Repeat the entire listing exactly.

....

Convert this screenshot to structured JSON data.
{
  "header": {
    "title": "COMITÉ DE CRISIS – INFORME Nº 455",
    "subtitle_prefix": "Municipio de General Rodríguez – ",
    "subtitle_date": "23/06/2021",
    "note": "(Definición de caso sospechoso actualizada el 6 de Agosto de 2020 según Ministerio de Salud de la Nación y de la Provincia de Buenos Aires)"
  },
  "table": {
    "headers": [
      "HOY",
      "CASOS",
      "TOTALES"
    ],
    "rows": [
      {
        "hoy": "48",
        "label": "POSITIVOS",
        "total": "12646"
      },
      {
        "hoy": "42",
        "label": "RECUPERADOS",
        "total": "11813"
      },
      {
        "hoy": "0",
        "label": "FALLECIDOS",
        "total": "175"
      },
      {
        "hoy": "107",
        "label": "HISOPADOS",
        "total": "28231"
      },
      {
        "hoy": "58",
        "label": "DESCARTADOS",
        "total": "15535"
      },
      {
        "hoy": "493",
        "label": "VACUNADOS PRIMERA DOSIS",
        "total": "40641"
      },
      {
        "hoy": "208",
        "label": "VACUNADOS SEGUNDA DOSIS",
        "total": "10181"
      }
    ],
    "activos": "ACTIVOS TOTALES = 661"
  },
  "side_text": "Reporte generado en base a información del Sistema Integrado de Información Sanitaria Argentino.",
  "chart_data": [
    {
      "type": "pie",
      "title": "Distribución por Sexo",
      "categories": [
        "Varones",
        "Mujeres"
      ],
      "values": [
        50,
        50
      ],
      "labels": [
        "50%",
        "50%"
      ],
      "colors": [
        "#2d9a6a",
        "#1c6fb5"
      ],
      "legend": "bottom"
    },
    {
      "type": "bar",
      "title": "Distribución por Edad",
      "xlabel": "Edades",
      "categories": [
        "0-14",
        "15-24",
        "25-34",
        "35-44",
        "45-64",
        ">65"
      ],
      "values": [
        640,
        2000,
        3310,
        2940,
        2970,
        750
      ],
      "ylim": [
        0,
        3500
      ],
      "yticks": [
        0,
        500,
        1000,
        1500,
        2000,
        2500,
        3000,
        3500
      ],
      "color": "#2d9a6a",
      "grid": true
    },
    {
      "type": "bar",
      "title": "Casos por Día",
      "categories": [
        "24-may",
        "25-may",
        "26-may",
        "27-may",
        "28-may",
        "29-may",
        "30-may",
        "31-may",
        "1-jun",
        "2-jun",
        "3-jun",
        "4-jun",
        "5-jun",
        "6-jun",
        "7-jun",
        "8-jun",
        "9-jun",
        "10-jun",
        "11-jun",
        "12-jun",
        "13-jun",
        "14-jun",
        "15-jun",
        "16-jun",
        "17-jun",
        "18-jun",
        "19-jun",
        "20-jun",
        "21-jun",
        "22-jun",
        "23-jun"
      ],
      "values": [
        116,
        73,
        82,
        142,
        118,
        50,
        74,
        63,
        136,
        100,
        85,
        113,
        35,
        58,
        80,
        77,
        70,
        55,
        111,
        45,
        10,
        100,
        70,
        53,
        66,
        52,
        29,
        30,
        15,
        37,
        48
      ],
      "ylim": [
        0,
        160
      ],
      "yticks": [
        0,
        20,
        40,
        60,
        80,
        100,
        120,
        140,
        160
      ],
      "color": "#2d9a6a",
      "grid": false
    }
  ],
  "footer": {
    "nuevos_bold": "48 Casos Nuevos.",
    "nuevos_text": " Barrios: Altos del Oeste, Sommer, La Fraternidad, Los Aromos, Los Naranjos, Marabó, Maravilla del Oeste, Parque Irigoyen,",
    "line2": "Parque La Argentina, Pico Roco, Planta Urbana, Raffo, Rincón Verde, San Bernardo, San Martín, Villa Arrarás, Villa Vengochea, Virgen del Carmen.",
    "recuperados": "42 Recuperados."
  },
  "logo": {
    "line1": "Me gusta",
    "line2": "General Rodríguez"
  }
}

....

_TASK ANSWER_
Convert this screenshot to structured JSON data.
{
  "header": {
    "title": "COMITÉ DE CRISIS – INFORME Nº 455",
    "subtitle_prefix": "Municipio de General Rodríguez – ",
    "subtitle_date": "23/06/2021",
    "note": "(Definición de caso sospechoso actualizada el 6 de Agosto de 2020 según Ministerio de Salud de la Nación y de la Provincia de Buenos Aires)"
  },
  "table": {
    "headers": [
      "HOY",
      "CASOS",
      "TOTALES"
    ],
    "rows": [
      {
        "hoy": "48",
        "label": "POSITIVOS",
        "total": "12646"
      },
      {
        "hoy": "42",
        "label": "RECUPERADOS",
        "total": "11813"
      },
      {
        "hoy": "0",
        "label": "FALLECIDOS",
        "total": "175"
      },
      {
        "hoy": "107",
        "label": "HISOPADOS",
        "total": "28231"
      },
      {
        "hoy": "58",
        "label": "DESCARTADOS",
        "total": "15535"
      },
      {
        "hoy": "493",
        "label": "VACUNADOS PRIMERA DOSIS",
        "total": "40641"
      },
      {
        "hoy": "208",
        "label": "VACUNADOS SEGUNDA DOSIS",
        "total": "10181"
      }
    ],
    "activos": "ACTIVOS TOTALES = 661"
  },
  "side_text": "Reporte generado en base a información del Sistema Integrado de Información Sanitaria Argentino.",
  "chart_data": [
    {
      "type": "pie",
      "title": "Distribución por Sexo",
      "categories": [
        "Varones",
        "Mujeres"
      ],
      "values": [
        50,
        50
      ],
      "labels": [
        "50%",
        "50%"
      ],
      "colors": [
        "#2d9a6a",
        "#1c6fb5"
      ],
      "legend": "bottom"
    },
    {
      "type": "bar",
      "title": "Distribución por Edad",
      "xlabel": "Edades",
      "categories": [
        "0-14",
        "15-24",
        "25-34",
        "35-44",
        "45-64",
        ">65"
      ],
      "values": [
        640,
        2000,
        3310,
        2940,
        2970,
        750
      ],
      "ylim": [
        0,
        3500
      ],
      "yticks": [
        0,
        500,
        1000,
        1500,
        2000,
        2500,
        3000,
        3500
      ],
      "color": "#2d9a6a",
      "grid": true
    },
    {
      "type": "bar",
      "title": "Casos por Día",
      "categories": [
        "24-may",
        "25-may",
        "26-may",
        "27-may",
        "28-may",
        "29-may",
        "30-may",
        "31-may",
        "1-jun",
        "2-jun",
        "3-jun",
        "4-jun",
        "5-jun",
        "6-jun",
        "7-jun",
        "8-jun",
        "9-jun",
        "10-jun",
        "11-jun",
        "12-jun",
        "13-jun",
        "14-jun",
        "15-jun",
        "16-jun",
        "17-jun",
        "18-jun",
        "19-jun",
        "20-jun",
        "21-jun",
        "22-jun",
        "23-jun"
      ],
      "values": [
        116,
        73,
        82,
        142,
        118,
        50,
        74,
        63,
        136,
        100,
        85,
        113,
        35,
        58,
        80,
        77,
        70,
        55,
        111,
        45,
        10,
        100,
        70,
        53,
        66,
        52,
        29,
        30,
        15,
        37,
        48
      ],
      "ylim": [
        0,
        160
      ],
      "yticks": [
        0,
        20,
        40,
        60,
        80,
        100,
        120,
        140,
        160
      ],
      "color": "#2d9a6a",
      "grid": false
    }
  ],
  "footer": {
    "nuevos_bold": "48 Casos Nuevos.",
    "nuevos_text": " Barrios: Altos del Oeste, Sommer, La Fraternidad, Los Aromos, Los Naranjos, Marabó, Maravilla del Oeste, Parque Irigoyen,",
    "line2": "Parque La Argentina, Pico Roco, Planta Urbana, Raffo, Rincón Verde, San Bernardo, San Martín, Villa Arrarás, Villa Vengochea, Virgen del Carmen.",
    "recuperados": "42 Recuperados."
  },
  "logo": {
    "line1": "Me gusta",
    "line2": "General Rodríguez"
  }
}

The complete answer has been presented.